### THE RECORDS ###
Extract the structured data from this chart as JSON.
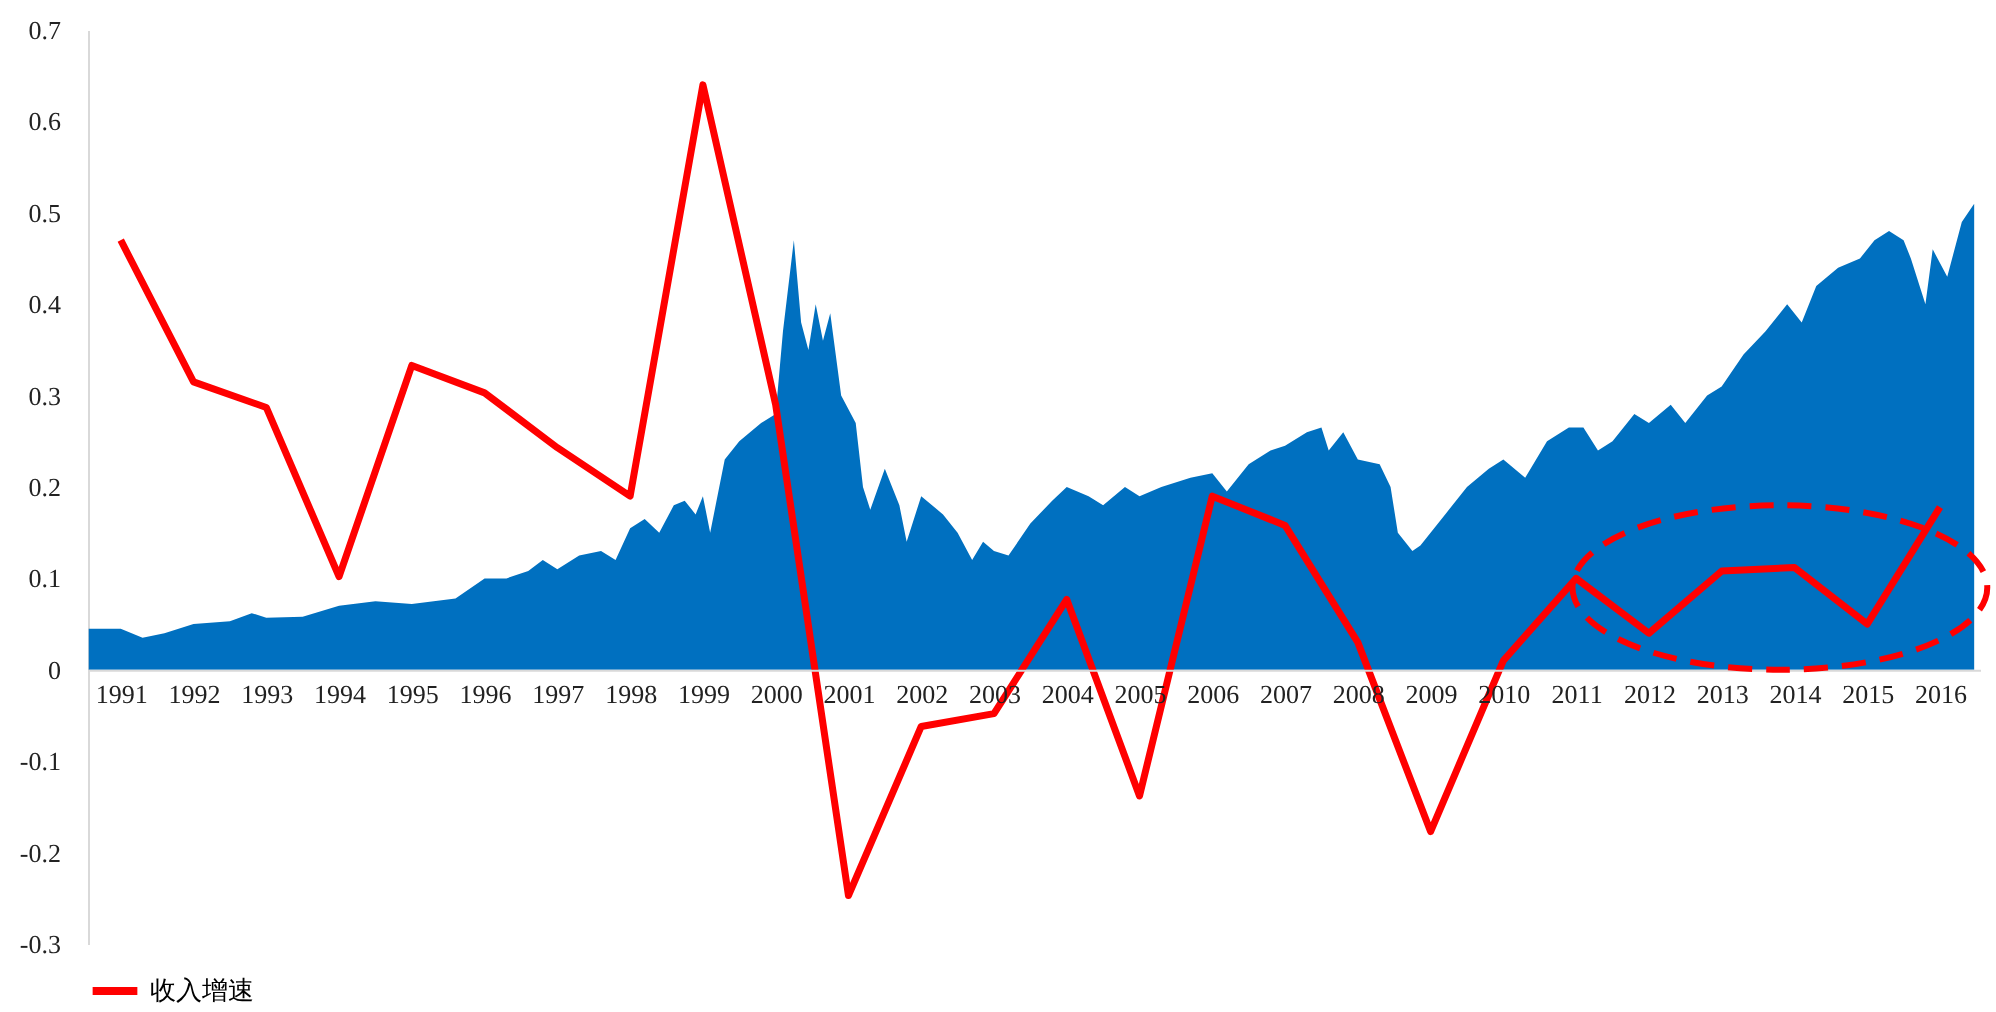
{
  "chart_data": {
    "type": "line",
    "legend": "bottom",
    "xlim": [
      1990.55,
      2016.55
    ],
    "ylim": [
      -0.3,
      0.7
    ],
    "xticks": [
      1991,
      1992,
      1993,
      1994,
      1995,
      1996,
      1997,
      1998,
      1999,
      2000,
      2001,
      2002,
      2003,
      2004,
      2005,
      2006,
      2007,
      2008,
      2009,
      2010,
      2011,
      2012,
      2013,
      2014,
      2015,
      2016
    ],
    "yticks": [
      -0.3,
      -0.2,
      -0.1,
      0,
      0.1,
      0.2,
      0.3,
      0.4,
      0.5,
      0.6,
      0.7
    ],
    "series": [
      {
        "type": "area",
        "color": "#0070c0",
        "x": [
          1990.56,
          1991,
          1991.3,
          1991.6,
          1992,
          1992.5,
          1992.8,
          1993,
          1993.5,
          1994,
          1994.5,
          1995,
          1995.3,
          1995.6,
          1996,
          1996.3,
          1996.6,
          1996.8,
          1997,
          1997.3,
          1997.6,
          1997.8,
          1998,
          1998.2,
          1998.4,
          1998.6,
          1998.75,
          1998.9,
          1999,
          1999.1,
          1999.3,
          1999.5,
          1999.8,
          2000,
          2000.1,
          2000.25,
          2000.35,
          2000.45,
          2000.55,
          2000.65,
          2000.75,
          2000.9,
          2001.1,
          2001.2,
          2001.3,
          2001.5,
          2001.7,
          2001.8,
          2002,
          2002.3,
          2002.5,
          2002.7,
          2002.85,
          2003,
          2003.2,
          2003.5,
          2003.8,
          2004,
          2004.3,
          2004.5,
          2004.8,
          2005,
          2005.3,
          2005.7,
          2006,
          2006.2,
          2006.5,
          2006.8,
          2007,
          2007.3,
          2007.5,
          2007.6,
          2007.8,
          2008,
          2008.3,
          2008.45,
          2008.55,
          2008.75,
          2008.86,
          2009.2,
          2009.5,
          2009.8,
          2010,
          2010.3,
          2010.6,
          2010.9,
          2011.1,
          2011.3,
          2011.5,
          2011.8,
          2012,
          2012.3,
          2012.5,
          2012.8,
          2013,
          2013.3,
          2013.6,
          2013.9,
          2014.1,
          2014.3,
          2014.6,
          2014.9,
          2015.1,
          2015.3,
          2015.5,
          2015.6,
          2015.8,
          2015.9,
          2016.1,
          2016.3,
          2016.47
        ],
        "values": [
          0.045,
          0.045,
          0.035,
          0.04,
          0.05,
          0.053,
          0.062,
          0.057,
          0.058,
          0.07,
          0.075,
          0.072,
          0.075,
          0.078,
          0.1,
          0.1,
          0.108,
          0.12,
          0.11,
          0.125,
          0.13,
          0.12,
          0.155,
          0.165,
          0.15,
          0.18,
          0.185,
          0.17,
          0.19,
          0.15,
          0.23,
          0.25,
          0.27,
          0.28,
          0.37,
          0.47,
          0.38,
          0.35,
          0.4,
          0.36,
          0.39,
          0.3,
          0.27,
          0.2,
          0.175,
          0.22,
          0.18,
          0.14,
          0.19,
          0.17,
          0.15,
          0.12,
          0.14,
          0.13,
          0.125,
          0.16,
          0.185,
          0.2,
          0.19,
          0.18,
          0.2,
          0.19,
          0.2,
          0.21,
          0.215,
          0.195,
          0.225,
          0.24,
          0.245,
          0.26,
          0.265,
          0.24,
          0.26,
          0.23,
          0.225,
          0.2,
          0.15,
          0.13,
          0.136,
          0.17,
          0.2,
          0.22,
          0.23,
          0.21,
          0.25,
          0.265,
          0.265,
          0.24,
          0.25,
          0.28,
          0.27,
          0.29,
          0.27,
          0.3,
          0.31,
          0.345,
          0.37,
          0.4,
          0.38,
          0.42,
          0.44,
          0.45,
          0.47,
          0.48,
          0.47,
          0.45,
          0.4,
          0.46,
          0.43,
          0.49,
          0.51
        ]
      },
      {
        "type": "line",
        "name": "收入增速",
        "color": "#ff0000",
        "x": [
          1991,
          1992,
          1993,
          1994,
          1995,
          1996,
          1997,
          1998,
          1999,
          2000,
          2001,
          2002,
          2003,
          2004,
          2005,
          2006,
          2007,
          2008,
          2009,
          2010,
          2011,
          2012,
          2013,
          2014,
          2015,
          2016
        ],
        "values": [
          0.47,
          0.315,
          0.287,
          0.102,
          0.333,
          0.303,
          0.243,
          0.19,
          0.64,
          0.29,
          -0.247,
          -0.062,
          -0.048,
          0.077,
          -0.138,
          0.19,
          0.158,
          0.03,
          -0.177,
          0.01,
          0.1,
          0.04,
          0.108,
          0.112,
          0.05,
          0.178
        ]
      }
    ]
  }
}
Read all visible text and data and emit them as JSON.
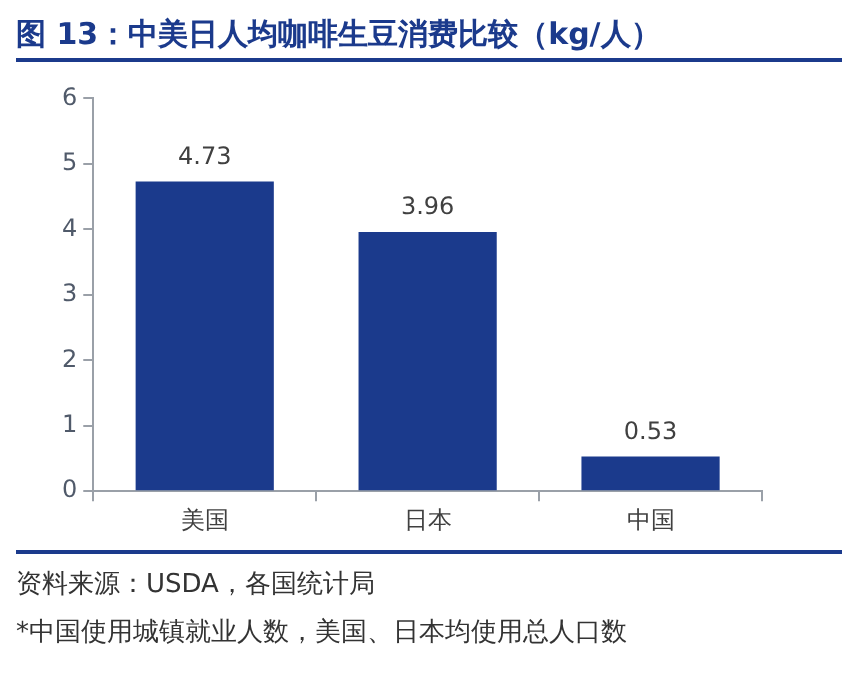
{
  "chart_data": {
    "type": "bar",
    "title": "图 13：中美日人均咖啡生豆消费比较（kg/人）",
    "categories": [
      "美国",
      "日本",
      "中国"
    ],
    "values": [
      4.73,
      3.96,
      0.53
    ],
    "color": "#1b3a8c",
    "ylim": [
      0,
      6
    ],
    "yticks": [
      0,
      1,
      2,
      3,
      4,
      5,
      6
    ],
    "grid": false,
    "data_labels": true,
    "annotations": [
      "资料来源：USDA，各国统计局",
      "*中国使用城镇就业人数，美国、日本均使用总人口数"
    ]
  }
}
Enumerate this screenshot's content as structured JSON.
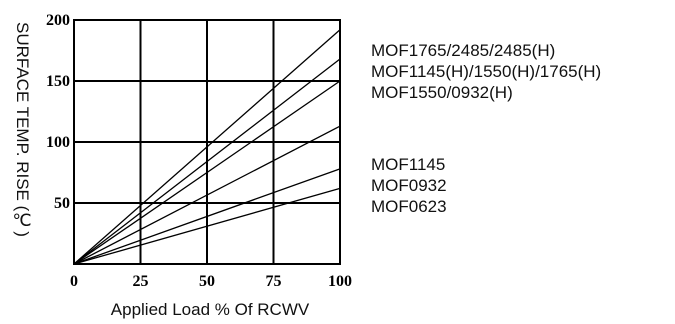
{
  "chart_data": {
    "type": "line",
    "title": "",
    "xlabel": "Applied Load % Of RCWV",
    "ylabel": "SURFACE TEMP. RISE (℃)",
    "xlim": [
      0,
      100
    ],
    "ylim": [
      0,
      200
    ],
    "x_ticks": [
      "0",
      "25",
      "50",
      "75",
      "100"
    ],
    "y_ticks": [
      "50",
      "100",
      "150",
      "200"
    ],
    "grid": true,
    "x": [
      0,
      100
    ],
    "series": [
      {
        "values": [
          0,
          192
        ]
      },
      {
        "values": [
          0,
          168
        ]
      },
      {
        "values": [
          0,
          150
        ]
      },
      {
        "values": [
          0,
          113
        ]
      },
      {
        "values": [
          0,
          78
        ]
      },
      {
        "values": [
          0,
          62
        ]
      }
    ],
    "legend_top": [
      "MOF1765/2485/2485(H)",
      "MOF1145(H)/1550(H)/1765(H)",
      "MOF1550/0932(H)"
    ],
    "legend_bottom": [
      "MOF1145",
      "MOF0932",
      "MOF0623"
    ]
  }
}
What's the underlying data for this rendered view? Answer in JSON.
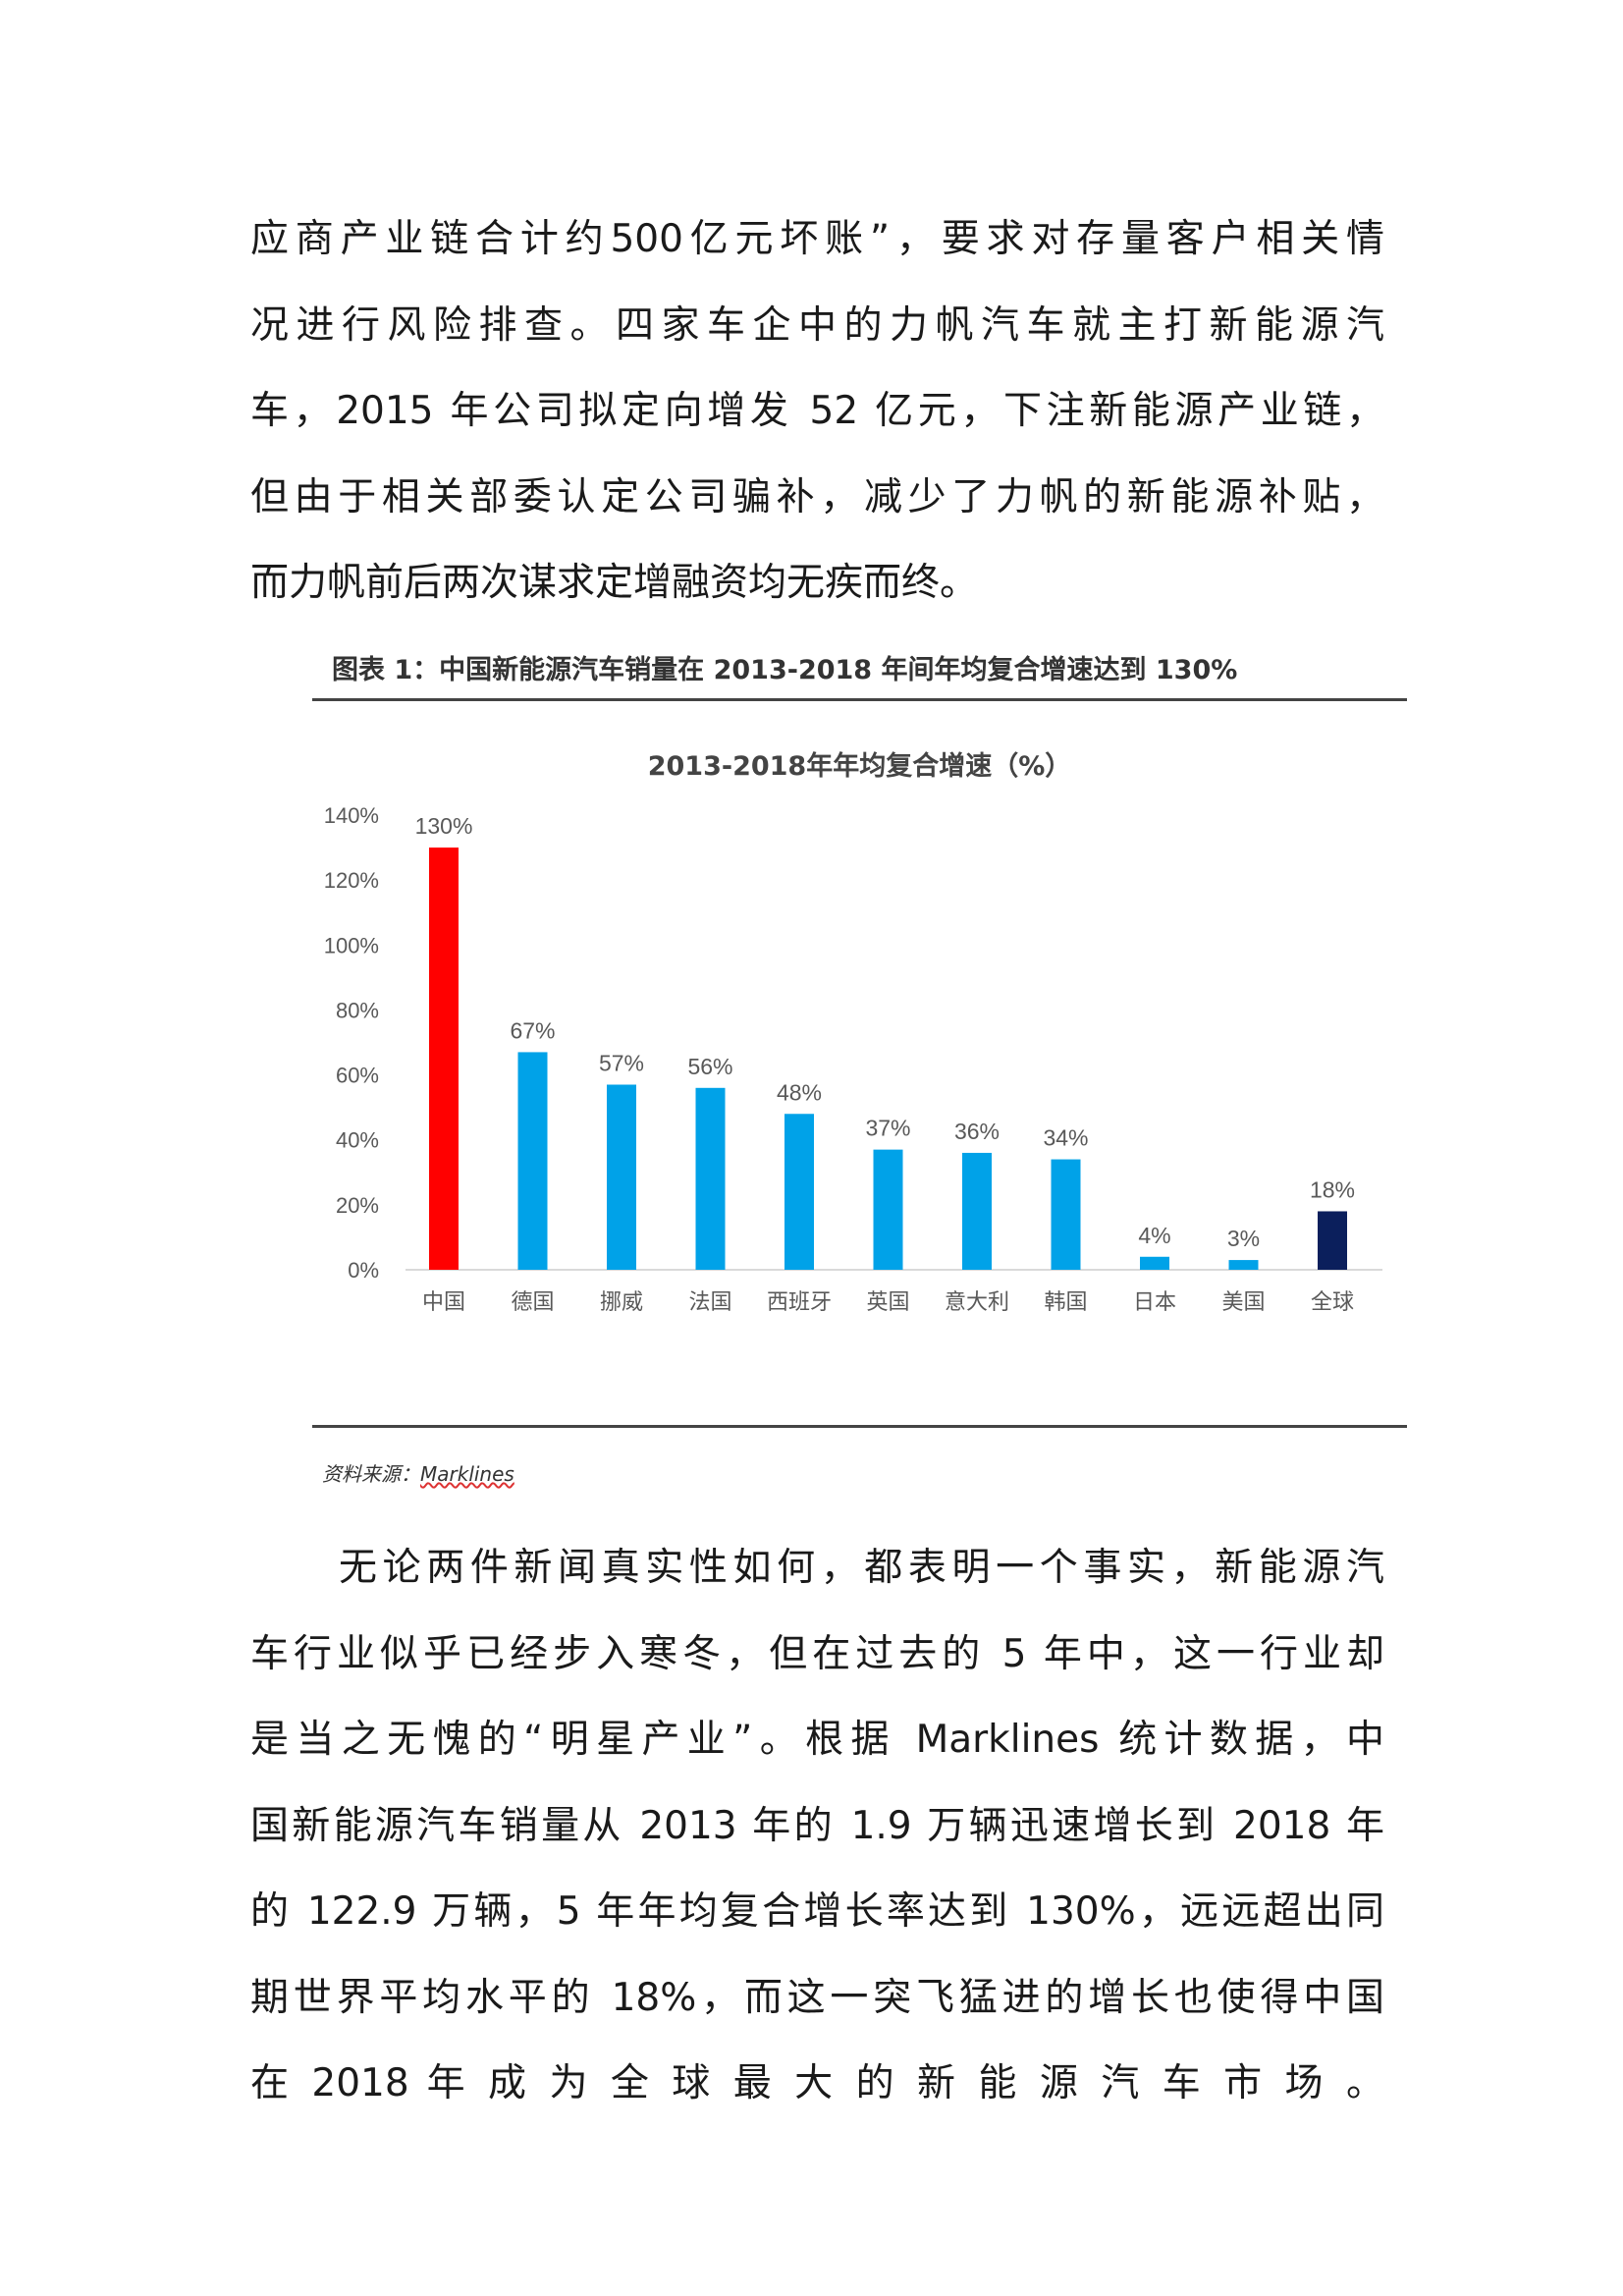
{
  "paragraph1": [
    "应商产业链合计约500亿元坏账”，要求对存量客户相关情",
    "况进行风险排查。四家车企中的力帆汽车就主打新能源汽",
    "车，2015 年公司拟定向增发 52 亿元，下注新能源产业链，",
    "但由于相关部委认定公司骗补，减少了力帆的新能源补贴，",
    "而力帆前后两次谋求定增融资均无疾而终。"
  ],
  "figure": {
    "caption": "图表 1：中国新能源汽车销量在 2013-2018 年间年均复合增速达到 130%",
    "source_label": "资料来源：",
    "source_name": "Marklines"
  },
  "chart_data": {
    "type": "bar",
    "title": "2013-2018年年均复合增速（%）",
    "categories": [
      "中国",
      "德国",
      "挪威",
      "法国",
      "西班牙",
      "英国",
      "意大利",
      "韩国",
      "日本",
      "美国",
      "全球"
    ],
    "values": [
      130,
      67,
      57,
      56,
      48,
      37,
      36,
      34,
      4,
      3,
      18
    ],
    "data_labels": [
      "130%",
      "67%",
      "57%",
      "56%",
      "48%",
      "37%",
      "36%",
      "34%",
      "4%",
      "3%",
      "18%"
    ],
    "ylim": [
      0,
      140
    ],
    "yticks": [
      "0%",
      "20%",
      "40%",
      "60%",
      "80%",
      "100%",
      "120%",
      "140%"
    ],
    "grid": false,
    "colors": {
      "china": "#ff0000",
      "countries": "#00a2e8",
      "global": "#0b1f5c"
    }
  },
  "paragraph2": [
    "无论两件新闻真实性如何，都表明一个事实，新能源汽",
    "车行业似乎已经步入寒冬，但在过去的 5 年中，这一行业却",
    "是当之无愧的“明星产业”。根据 Marklines 统计数据，中",
    "国新能源汽车销量从 2013 年的 1.9 万辆迅速增长到 2018 年",
    "的 122.9 万辆，5 年年均复合增长率达到 130%，远远超出同",
    "期世界平均水平的 18%，而这一突飞猛进的增长也使得中国",
    "在 2018 年 成 为 全 球 最 大 的 新 能 源 汽 车 市 场 。"
  ]
}
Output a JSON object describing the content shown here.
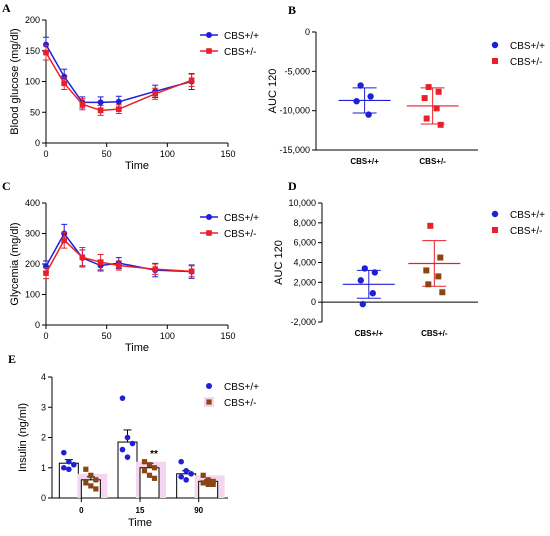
###
**PROBLEM TO SOLVE:** Give the count of lines containing "content", with no added text.

**RESULT BELOW:** 2